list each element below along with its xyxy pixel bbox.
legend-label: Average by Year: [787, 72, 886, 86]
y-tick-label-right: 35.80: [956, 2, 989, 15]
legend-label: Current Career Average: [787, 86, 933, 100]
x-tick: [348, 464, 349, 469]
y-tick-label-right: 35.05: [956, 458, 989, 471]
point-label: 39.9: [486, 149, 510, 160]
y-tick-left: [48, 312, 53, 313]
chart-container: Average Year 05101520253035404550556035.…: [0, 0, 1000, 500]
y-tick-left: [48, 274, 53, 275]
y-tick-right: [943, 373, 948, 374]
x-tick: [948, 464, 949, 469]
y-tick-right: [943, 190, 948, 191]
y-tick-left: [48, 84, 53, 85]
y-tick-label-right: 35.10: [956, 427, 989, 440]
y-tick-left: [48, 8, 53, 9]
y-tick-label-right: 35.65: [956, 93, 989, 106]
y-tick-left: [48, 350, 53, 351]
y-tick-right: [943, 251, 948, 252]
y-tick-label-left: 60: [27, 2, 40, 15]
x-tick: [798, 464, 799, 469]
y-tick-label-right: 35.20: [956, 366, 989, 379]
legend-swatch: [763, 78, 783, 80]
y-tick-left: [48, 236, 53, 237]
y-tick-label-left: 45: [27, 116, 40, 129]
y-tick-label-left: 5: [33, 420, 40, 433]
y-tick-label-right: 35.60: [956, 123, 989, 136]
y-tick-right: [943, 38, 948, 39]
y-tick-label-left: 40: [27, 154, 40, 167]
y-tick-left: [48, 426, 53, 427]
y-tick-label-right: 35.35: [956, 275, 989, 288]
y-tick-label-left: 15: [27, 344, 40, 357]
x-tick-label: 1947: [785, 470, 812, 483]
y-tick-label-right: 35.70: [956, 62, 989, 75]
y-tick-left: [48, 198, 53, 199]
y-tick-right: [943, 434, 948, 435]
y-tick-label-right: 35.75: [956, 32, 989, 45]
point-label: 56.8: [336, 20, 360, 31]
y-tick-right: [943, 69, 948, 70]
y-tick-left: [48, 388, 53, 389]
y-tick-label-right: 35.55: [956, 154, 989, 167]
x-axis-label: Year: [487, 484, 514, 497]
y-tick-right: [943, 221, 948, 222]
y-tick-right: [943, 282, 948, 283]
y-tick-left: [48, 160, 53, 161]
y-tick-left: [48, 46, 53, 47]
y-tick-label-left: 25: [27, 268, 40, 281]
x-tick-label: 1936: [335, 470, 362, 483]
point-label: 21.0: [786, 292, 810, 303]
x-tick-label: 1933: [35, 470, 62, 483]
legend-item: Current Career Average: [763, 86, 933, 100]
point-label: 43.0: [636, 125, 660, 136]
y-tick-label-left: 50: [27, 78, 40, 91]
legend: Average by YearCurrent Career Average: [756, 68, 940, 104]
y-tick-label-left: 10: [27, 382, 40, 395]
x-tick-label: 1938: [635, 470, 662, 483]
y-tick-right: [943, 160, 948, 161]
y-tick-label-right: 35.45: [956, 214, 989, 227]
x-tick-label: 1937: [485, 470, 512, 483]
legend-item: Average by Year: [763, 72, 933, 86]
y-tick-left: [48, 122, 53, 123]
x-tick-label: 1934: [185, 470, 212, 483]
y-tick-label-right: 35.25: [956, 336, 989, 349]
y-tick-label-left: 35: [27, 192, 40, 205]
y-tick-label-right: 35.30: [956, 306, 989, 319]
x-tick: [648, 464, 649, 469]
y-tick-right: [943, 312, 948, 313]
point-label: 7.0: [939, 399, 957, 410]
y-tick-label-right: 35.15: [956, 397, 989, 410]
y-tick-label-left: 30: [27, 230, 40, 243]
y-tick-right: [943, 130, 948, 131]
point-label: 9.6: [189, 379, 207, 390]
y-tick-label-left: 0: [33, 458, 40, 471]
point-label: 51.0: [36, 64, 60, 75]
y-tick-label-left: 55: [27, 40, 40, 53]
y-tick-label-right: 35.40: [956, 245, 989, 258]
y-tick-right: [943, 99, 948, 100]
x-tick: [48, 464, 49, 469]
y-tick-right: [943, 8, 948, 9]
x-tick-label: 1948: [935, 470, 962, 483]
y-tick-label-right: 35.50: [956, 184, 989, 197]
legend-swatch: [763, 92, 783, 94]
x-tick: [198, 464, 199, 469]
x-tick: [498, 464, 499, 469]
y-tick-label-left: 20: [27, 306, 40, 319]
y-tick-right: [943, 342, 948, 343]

▶ Directive: Can you rewrite the records above as a numbered list, leaving out any blank lines?

▶ Correct result:
1. list each element below along with its xyxy pixel bbox.
2. legend-label: Average by Year: [787, 72, 886, 86]
3. y-tick-label-right: 35.80: [956, 2, 989, 15]
4. legend-label: Current Career Average: [787, 86, 933, 100]
5. x-tick: [348, 464, 349, 469]
6. y-tick-label-right: 35.05: [956, 458, 989, 471]
7. point-label: 39.9: [486, 149, 510, 160]
8. y-tick-left: [48, 312, 53, 313]
9. chart-container: Average Year 05101520253035404550556035.…: [0, 0, 1000, 500]
10. y-tick-left: [48, 274, 53, 275]
11. y-tick-right: [943, 373, 948, 374]
12. x-tick: [948, 464, 949, 469]
13. y-tick-right: [943, 190, 948, 191]
14. y-tick-left: [48, 84, 53, 85]
15. y-tick-label-right: 35.10: [956, 427, 989, 440]
16. y-tick-left: [48, 8, 53, 9]
17. y-tick-label-right: 35.65: [956, 93, 989, 106]
18. y-tick-left: [48, 350, 53, 351]
19. y-tick-right: [943, 251, 948, 252]
20. y-tick-label-left: 60: [27, 2, 40, 15]
21. x-tick: [798, 464, 799, 469]
22. y-tick-label-right: 35.20: [956, 366, 989, 379]
23. legend-swatch: [763, 78, 783, 80]
24. y-tick-left: [48, 236, 53, 237]
25. y-tick-label-left: 45: [27, 116, 40, 129]
26. y-tick-label-left: 5: [33, 420, 40, 433]
27. y-tick-label-right: 35.60: [956, 123, 989, 136]
28. y-tick-right: [943, 38, 948, 39]
29. y-tick-label-left: 40: [27, 154, 40, 167]
30. y-tick-left: [48, 426, 53, 427]
31. y-tick-label-right: 35.35: [956, 275, 989, 288]
32. y-tick-label-left: 15: [27, 344, 40, 357]
33. x-tick-label: 1947: [785, 470, 812, 483]
34. y-tick-label-right: 35.70: [956, 62, 989, 75]
35. y-tick-left: [48, 198, 53, 199]
36. y-tick-right: [943, 434, 948, 435]
37. y-tick-label-right: 35.75: [956, 32, 989, 45]
38. point-label: 56.8: [336, 20, 360, 31]
39. y-tick-right: [943, 69, 948, 70]
40. y-tick-left: [48, 388, 53, 389]
41. y-tick-label-right: 35.55: [956, 154, 989, 167]
42. x-axis-label: Year: [487, 484, 514, 497]
43. y-tick-right: [943, 221, 948, 222]
44. y-tick-right: [943, 282, 948, 283]
45. y-tick-left: [48, 160, 53, 161]
46. y-tick-left: [48, 46, 53, 47]
47. y-tick-label-left: 25: [27, 268, 40, 281]
48. x-tick-label: 1936: [335, 470, 362, 483]
49. point-label: 21.0: [786, 292, 810, 303]
50. x-tick-label: 1933: [35, 470, 62, 483]
51. legend-item: Current Career Average: [763, 86, 933, 100]
52. point-label: 43.0: [636, 125, 660, 136]
53. y-tick-label-left: 50: [27, 78, 40, 91]
54. legend: Average by YearCurrent Career Average: [756, 68, 940, 104]
55. y-tick-label-left: 10: [27, 382, 40, 395]
56. x-tick-label: 1938: [635, 470, 662, 483]
57. y-tick-right: [943, 160, 948, 161]
58. y-tick-label-right: 35.45: [956, 214, 989, 227]
59. x-tick-label: 1937: [485, 470, 512, 483]
60. legend-item: Average by Year: [763, 72, 933, 86]
61. y-tick-left: [48, 122, 53, 123]
62. x-tick-label: 1934: [185, 470, 212, 483]
63. y-tick-label-right: 35.25: [956, 336, 989, 349]
64. y-tick-label-left: 35: [27, 192, 40, 205]
65. y-tick-label-right: 35.30: [956, 306, 989, 319]
66. x-tick: [648, 464, 649, 469]
67. y-tick-right: [943, 312, 948, 313]
68. point-label: 7.0: [939, 399, 957, 410]
69. y-tick-label-right: 35.15: [956, 397, 989, 410]
70. y-tick-label-left: 30: [27, 230, 40, 243]
71. y-tick-right: [943, 130, 948, 131]
72. point-label: 9.6: [189, 379, 207, 390]
73. y-tick-label-left: 0: [33, 458, 40, 471]
74. point-label: 51.0: [36, 64, 60, 75]
75. y-tick-label-left: 55: [27, 40, 40, 53]
76. y-tick-label-right: 35.40: [956, 245, 989, 258]
77. y-tick-right: [943, 99, 948, 100]
78. x-tick: [48, 464, 49, 469]
79. y-tick-right: [943, 8, 948, 9]
80. x-tick-label: 1948: [935, 470, 962, 483]
81. y-tick-label-right: 35.50: [956, 184, 989, 197]
82. legend-swatch: [763, 92, 783, 94]
83. x-tick: [198, 464, 199, 469]
84. x-tick: [498, 464, 499, 469]
85. y-tick-label-left: 20: [27, 306, 40, 319]
86. y-tick-right: [943, 342, 948, 343]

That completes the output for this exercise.